SHORT EXERCISE: Please copy, word for word, the lines of the records below that run from the line containing "x-tick-label: 1 year" through the line containing "bar-I'm just getting", both included.

[Element position data]

((

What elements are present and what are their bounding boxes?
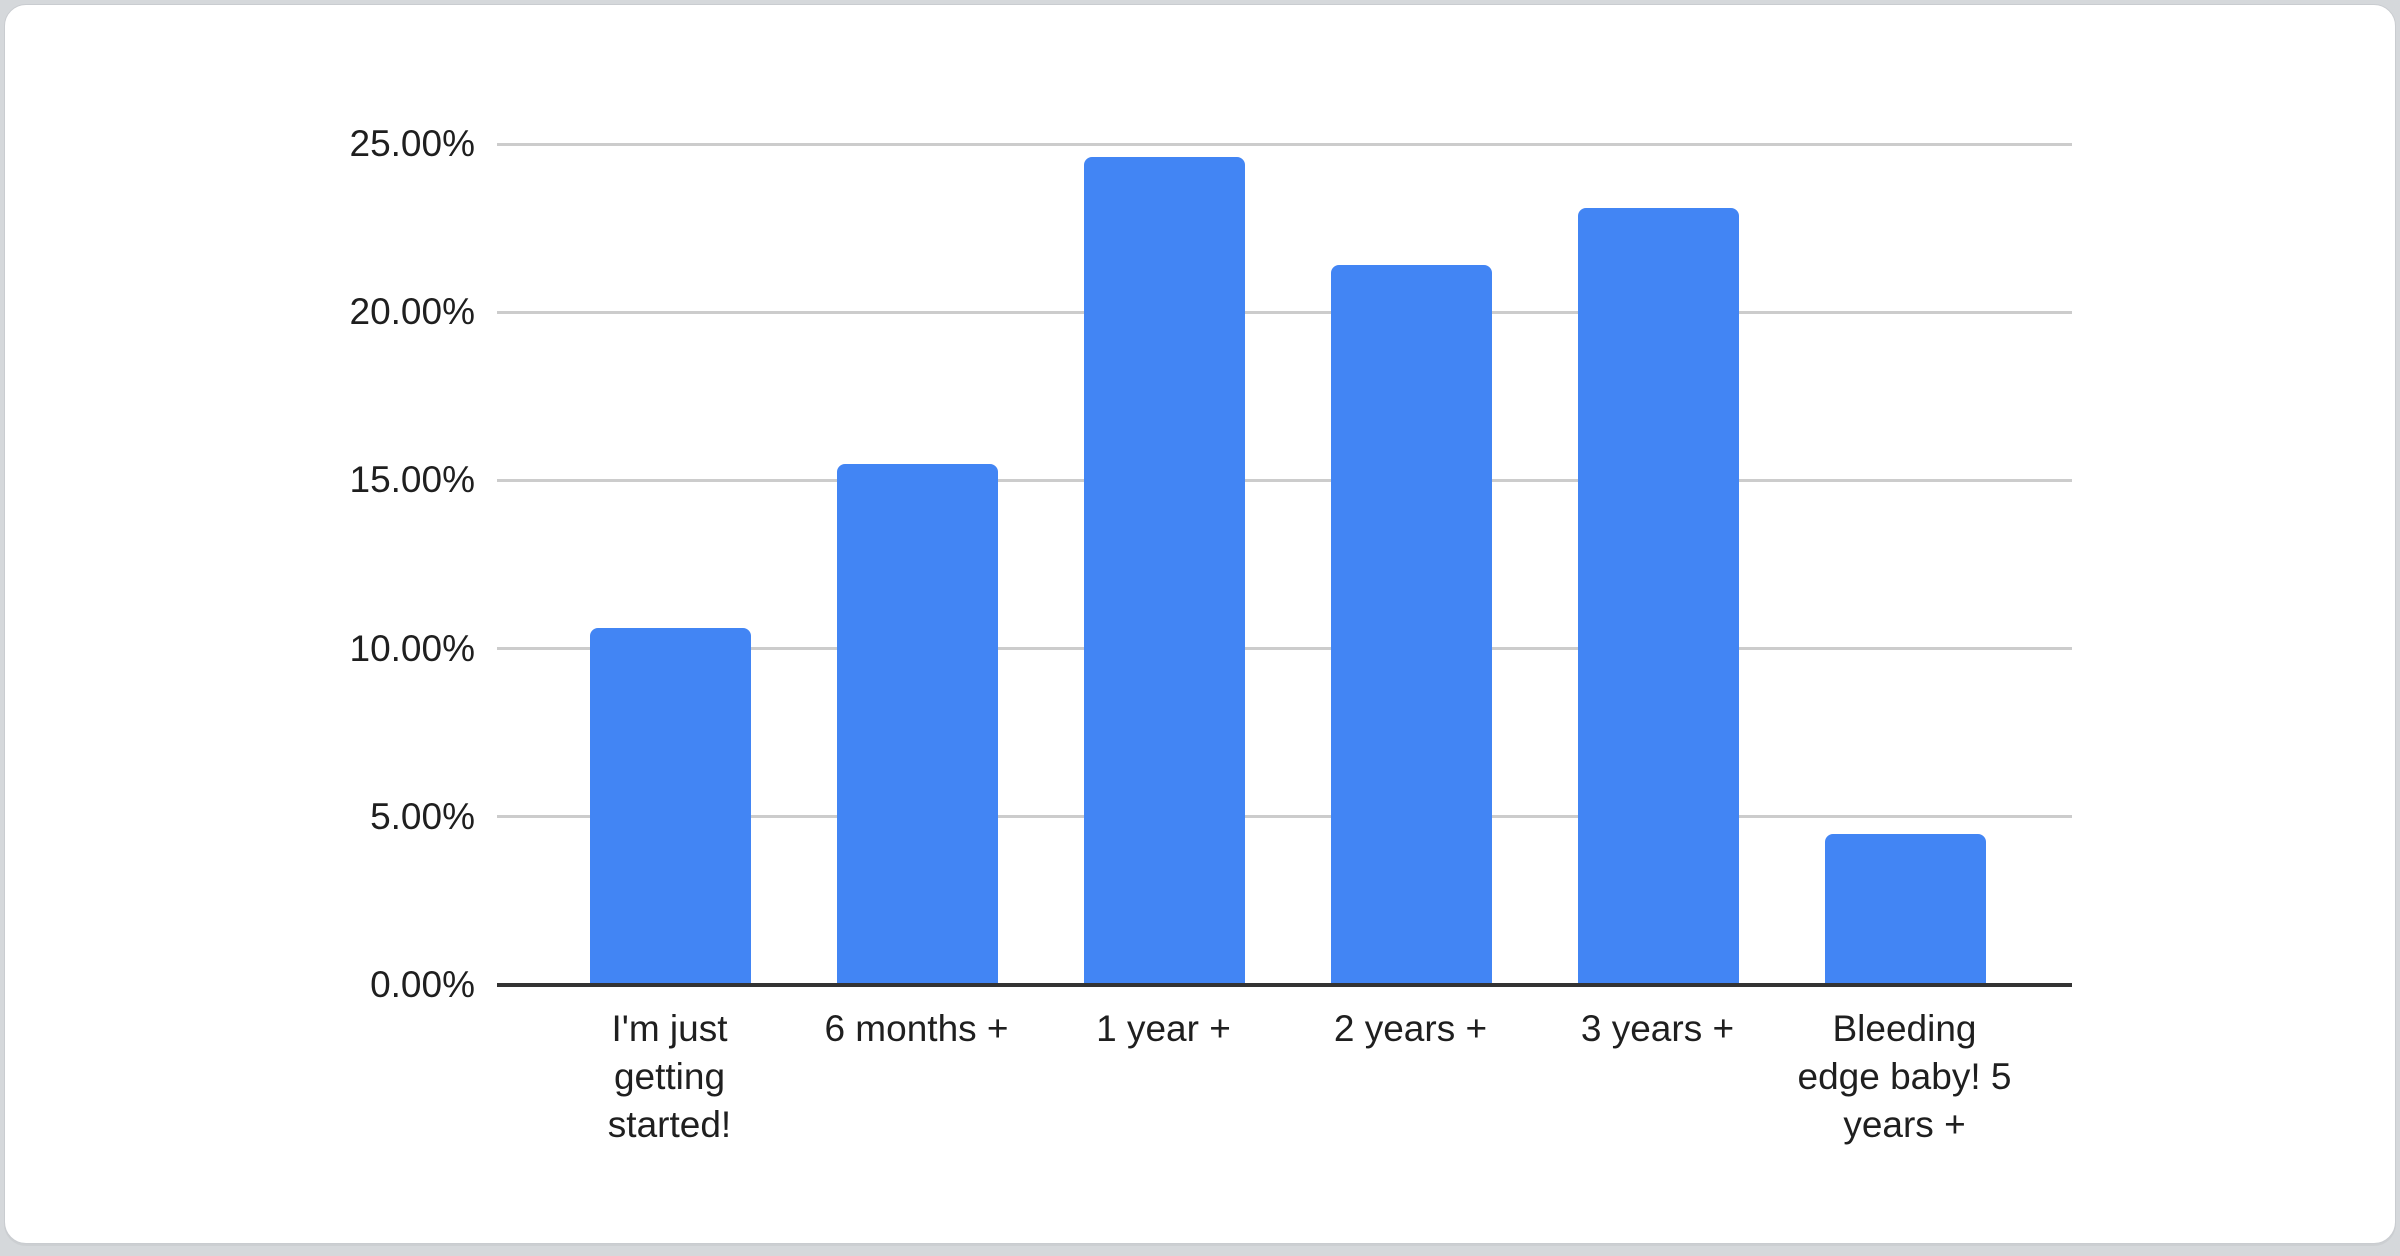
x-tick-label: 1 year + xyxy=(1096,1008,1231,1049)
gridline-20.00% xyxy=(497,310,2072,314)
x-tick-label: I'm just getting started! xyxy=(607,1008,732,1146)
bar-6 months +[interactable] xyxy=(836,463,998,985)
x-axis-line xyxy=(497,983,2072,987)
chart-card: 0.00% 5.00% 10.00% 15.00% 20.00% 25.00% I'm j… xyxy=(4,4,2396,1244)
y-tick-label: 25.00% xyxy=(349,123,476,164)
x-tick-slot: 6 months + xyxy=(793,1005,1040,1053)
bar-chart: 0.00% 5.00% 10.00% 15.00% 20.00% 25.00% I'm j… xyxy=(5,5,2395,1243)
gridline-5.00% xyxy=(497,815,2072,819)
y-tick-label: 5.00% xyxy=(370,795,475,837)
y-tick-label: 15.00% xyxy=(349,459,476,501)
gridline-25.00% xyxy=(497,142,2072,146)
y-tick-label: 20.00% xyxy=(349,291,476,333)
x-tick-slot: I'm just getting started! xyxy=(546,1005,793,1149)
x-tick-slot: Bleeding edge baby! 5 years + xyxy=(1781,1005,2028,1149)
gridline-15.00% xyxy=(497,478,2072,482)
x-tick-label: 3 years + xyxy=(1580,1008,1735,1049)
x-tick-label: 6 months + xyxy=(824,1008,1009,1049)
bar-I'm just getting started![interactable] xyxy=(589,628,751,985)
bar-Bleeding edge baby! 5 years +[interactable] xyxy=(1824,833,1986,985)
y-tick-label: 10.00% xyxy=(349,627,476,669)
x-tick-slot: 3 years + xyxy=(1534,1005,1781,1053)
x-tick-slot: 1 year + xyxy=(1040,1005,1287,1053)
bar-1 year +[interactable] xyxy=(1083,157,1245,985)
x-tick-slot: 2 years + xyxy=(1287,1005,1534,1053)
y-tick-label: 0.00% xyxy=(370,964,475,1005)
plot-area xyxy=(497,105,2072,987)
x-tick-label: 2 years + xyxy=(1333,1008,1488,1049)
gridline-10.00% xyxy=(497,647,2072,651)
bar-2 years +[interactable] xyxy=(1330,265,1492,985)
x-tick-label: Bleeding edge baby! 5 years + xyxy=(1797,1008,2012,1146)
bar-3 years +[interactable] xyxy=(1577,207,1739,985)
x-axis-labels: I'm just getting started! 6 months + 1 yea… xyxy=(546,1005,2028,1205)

))

TASK SOLUTION:
x-tick-label: 1 year + xyxy=(1096,1008,1231,1049)
gridline-20.00% xyxy=(497,310,2072,314)
x-tick-label: I'm just getting started! xyxy=(607,1008,732,1146)
bar-6 months +[interactable] xyxy=(836,463,998,985)
x-axis-line xyxy=(497,983,2072,987)
chart-card: 0.00% 5.00% 10.00% 15.00% 20.00% 25.00% I'm j… xyxy=(4,4,2396,1244)
y-tick-label: 25.00% xyxy=(349,123,476,164)
x-tick-slot: 6 months + xyxy=(793,1005,1040,1053)
bar-chart: 0.00% 5.00% 10.00% 15.00% 20.00% 25.00% I'm j… xyxy=(5,5,2395,1243)
gridline-5.00% xyxy=(497,815,2072,819)
y-tick-label: 5.00% xyxy=(370,795,475,837)
y-tick-label: 15.00% xyxy=(349,459,476,501)
gridline-25.00% xyxy=(497,142,2072,146)
y-tick-label: 20.00% xyxy=(349,291,476,333)
x-tick-slot: I'm just getting started! xyxy=(546,1005,793,1149)
x-tick-slot: Bleeding edge baby! 5 years + xyxy=(1781,1005,2028,1149)
gridline-15.00% xyxy=(497,478,2072,482)
x-tick-label: 3 years + xyxy=(1580,1008,1735,1049)
x-tick-label: 6 months + xyxy=(824,1008,1009,1049)
bar-I'm just getting started![interactable] xyxy=(589,628,751,985)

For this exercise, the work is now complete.